---- Data lines

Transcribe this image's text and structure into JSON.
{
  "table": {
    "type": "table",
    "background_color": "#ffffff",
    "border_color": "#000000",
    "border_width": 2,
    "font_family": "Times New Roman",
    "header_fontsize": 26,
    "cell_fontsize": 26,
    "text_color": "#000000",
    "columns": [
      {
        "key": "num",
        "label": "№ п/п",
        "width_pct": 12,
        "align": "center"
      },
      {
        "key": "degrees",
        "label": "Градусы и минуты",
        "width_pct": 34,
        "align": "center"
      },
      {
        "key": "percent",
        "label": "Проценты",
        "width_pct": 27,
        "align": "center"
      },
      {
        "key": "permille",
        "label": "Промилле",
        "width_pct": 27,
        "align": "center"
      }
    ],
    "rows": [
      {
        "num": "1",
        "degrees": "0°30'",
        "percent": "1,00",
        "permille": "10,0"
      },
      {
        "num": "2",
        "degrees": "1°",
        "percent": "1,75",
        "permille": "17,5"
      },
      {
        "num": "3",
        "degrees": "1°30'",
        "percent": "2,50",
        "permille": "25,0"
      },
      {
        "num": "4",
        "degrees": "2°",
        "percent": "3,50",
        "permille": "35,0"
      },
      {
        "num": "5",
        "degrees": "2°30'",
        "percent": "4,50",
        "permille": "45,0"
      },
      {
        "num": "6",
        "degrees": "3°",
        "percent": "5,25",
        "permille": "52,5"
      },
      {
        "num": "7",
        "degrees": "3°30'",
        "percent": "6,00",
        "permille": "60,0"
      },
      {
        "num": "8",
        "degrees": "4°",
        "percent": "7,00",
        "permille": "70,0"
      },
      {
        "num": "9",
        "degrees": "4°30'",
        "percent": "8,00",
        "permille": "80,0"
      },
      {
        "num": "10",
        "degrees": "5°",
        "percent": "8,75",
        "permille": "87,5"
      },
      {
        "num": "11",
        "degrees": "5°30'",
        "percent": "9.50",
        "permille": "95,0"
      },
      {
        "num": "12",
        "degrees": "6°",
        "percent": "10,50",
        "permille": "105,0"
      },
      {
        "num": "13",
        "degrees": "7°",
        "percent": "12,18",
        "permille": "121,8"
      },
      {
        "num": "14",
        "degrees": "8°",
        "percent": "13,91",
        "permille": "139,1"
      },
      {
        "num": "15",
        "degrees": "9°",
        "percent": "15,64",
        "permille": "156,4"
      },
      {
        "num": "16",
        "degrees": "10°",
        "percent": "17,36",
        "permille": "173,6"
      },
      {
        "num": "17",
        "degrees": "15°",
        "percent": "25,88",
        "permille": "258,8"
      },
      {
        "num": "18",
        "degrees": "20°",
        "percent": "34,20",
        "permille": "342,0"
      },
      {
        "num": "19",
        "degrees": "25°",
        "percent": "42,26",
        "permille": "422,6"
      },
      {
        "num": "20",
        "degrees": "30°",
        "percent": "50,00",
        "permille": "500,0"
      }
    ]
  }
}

--------

_Exercise requirements_. Return all lines of the material above in which the word "label" occurs.

_Answer for this exercise_.
        "label": "№ п/п",
        "label": "Градусы и минуты",
        "label": "Проценты",
        "label": "Промилле",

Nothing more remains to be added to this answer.